| DIRECTIVE |
Write out all of the entries exactly as given.

------ SOURCE MATERIAL ------

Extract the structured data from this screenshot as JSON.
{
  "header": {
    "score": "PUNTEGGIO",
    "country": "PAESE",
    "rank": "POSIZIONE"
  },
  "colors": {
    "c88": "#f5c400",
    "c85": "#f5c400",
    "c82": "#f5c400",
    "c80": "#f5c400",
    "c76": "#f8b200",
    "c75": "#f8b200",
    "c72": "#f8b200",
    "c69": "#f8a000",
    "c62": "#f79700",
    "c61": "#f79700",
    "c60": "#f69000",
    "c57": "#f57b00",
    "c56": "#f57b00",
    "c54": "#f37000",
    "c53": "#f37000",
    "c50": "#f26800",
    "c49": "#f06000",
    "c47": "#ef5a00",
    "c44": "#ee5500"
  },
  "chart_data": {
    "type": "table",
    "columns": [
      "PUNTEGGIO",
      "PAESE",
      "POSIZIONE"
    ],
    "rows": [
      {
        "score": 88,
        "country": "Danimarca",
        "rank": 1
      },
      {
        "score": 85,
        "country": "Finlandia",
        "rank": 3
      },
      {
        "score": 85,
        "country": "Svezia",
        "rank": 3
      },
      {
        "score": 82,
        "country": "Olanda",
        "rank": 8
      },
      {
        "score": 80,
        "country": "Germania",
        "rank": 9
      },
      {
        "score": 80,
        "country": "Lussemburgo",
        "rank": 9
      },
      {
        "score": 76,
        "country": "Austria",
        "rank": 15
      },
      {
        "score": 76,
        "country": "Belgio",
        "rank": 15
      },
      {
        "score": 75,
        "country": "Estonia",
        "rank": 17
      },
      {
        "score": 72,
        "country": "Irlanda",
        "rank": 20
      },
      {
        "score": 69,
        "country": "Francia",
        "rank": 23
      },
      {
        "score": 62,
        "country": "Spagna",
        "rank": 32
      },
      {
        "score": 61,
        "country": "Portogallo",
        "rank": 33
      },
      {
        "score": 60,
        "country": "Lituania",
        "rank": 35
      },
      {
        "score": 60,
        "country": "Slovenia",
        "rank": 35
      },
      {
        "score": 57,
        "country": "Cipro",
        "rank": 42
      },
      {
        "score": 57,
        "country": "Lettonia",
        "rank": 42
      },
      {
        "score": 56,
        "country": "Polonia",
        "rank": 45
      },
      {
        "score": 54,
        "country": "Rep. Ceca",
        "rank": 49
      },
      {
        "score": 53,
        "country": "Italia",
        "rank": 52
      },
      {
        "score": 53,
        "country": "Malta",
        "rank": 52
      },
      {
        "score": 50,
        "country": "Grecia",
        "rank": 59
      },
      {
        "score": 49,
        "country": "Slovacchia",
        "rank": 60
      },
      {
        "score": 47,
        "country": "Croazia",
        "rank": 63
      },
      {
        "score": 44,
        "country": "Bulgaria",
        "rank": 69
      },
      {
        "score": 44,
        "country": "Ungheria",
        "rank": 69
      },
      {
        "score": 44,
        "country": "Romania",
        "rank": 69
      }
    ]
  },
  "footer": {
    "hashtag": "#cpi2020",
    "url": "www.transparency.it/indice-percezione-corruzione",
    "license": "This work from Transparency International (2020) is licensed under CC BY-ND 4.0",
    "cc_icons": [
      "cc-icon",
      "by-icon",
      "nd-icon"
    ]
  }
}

------

| SOLUTION |
Extract the structured data from this screenshot as JSON.
{
  "header": {
    "score": "PUNTEGGIO",
    "country": "PAESE",
    "rank": "POSIZIONE"
  },
  "colors": {
    "c88": "#f5c400",
    "c85": "#f5c400",
    "c82": "#f5c400",
    "c80": "#f5c400",
    "c76": "#f8b200",
    "c75": "#f8b200",
    "c72": "#f8b200",
    "c69": "#f8a000",
    "c62": "#f79700",
    "c61": "#f79700",
    "c60": "#f69000",
    "c57": "#f57b00",
    "c56": "#f57b00",
    "c54": "#f37000",
    "c53": "#f37000",
    "c50": "#f26800",
    "c49": "#f06000",
    "c47": "#ef5a00",
    "c44": "#ee5500"
  },
  "chart_data": {
    "type": "table",
    "columns": [
      "PUNTEGGIO",
      "PAESE",
      "POSIZIONE"
    ],
    "rows": [
      {
        "score": 88,
        "country": "Danimarca",
        "rank": 1
      },
      {
        "score": 85,
        "country": "Finlandia",
        "rank": 3
      },
      {
        "score": 85,
        "country": "Svezia",
        "rank": 3
      },
      {
        "score": 82,
        "country": "Olanda",
        "rank": 8
      },
      {
        "score": 80,
        "country": "Germania",
        "rank": 9
      },
      {
        "score": 80,
        "country": "Lussemburgo",
        "rank": 9
      },
      {
        "score": 76,
        "country": "Austria",
        "rank": 15
      },
      {
        "score": 76,
        "country": "Belgio",
        "rank": 15
      },
      {
        "score": 75,
        "country": "Estonia",
        "rank": 17
      },
      {
        "score": 72,
        "country": "Irlanda",
        "rank": 20
      },
      {
        "score": 69,
        "country": "Francia",
        "rank": 23
      },
      {
        "score": 62,
        "country": "Spagna",
        "rank": 32
      },
      {
        "score": 61,
        "country": "Portogallo",
        "rank": 33
      },
      {
        "score": 60,
        "country": "Lituania",
        "rank": 35
      },
      {
        "score": 60,
        "country": "Slovenia",
        "rank": 35
      },
      {
        "score": 57,
        "country": "Cipro",
        "rank": 42
      },
      {
        "score": 57,
        "country": "Lettonia",
        "rank": 42
      },
      {
        "score": 56,
        "country": "Polonia",
        "rank": 45
      },
      {
        "score": 54,
        "country": "Rep. Ceca",
        "rank": 49
      },
      {
        "score": 53,
        "country": "Italia",
        "rank": 52
      },
      {
        "score": 53,
        "country": "Malta",
        "rank": 52
      },
      {
        "score": 50,
        "country": "Grecia",
        "rank": 59
      },
      {
        "score": 49,
        "country": "Slovacchia",
        "rank": 60
      },
      {
        "score": 47,
        "country": "Croazia",
        "rank": 63
      },
      {
        "score": 44,
        "country": "Bulgaria",
        "rank": 69
      },
      {
        "score": 44,
        "country": "Ungheria",
        "rank": 69
      },
      {
        "score": 44,
        "country": "Romania",
        "rank": 69
      }
    ]
  },
  "footer": {
    "hashtag": "#cpi2020",
    "url": "www.transparency.it/indice-percezione-corruzione",
    "license": "This work from Transparency International (2020) is licensed under CC BY-ND 4.0",
    "cc_icons": [
      "cc-icon",
      "by-icon",
      "nd-icon"
    ]
  }
}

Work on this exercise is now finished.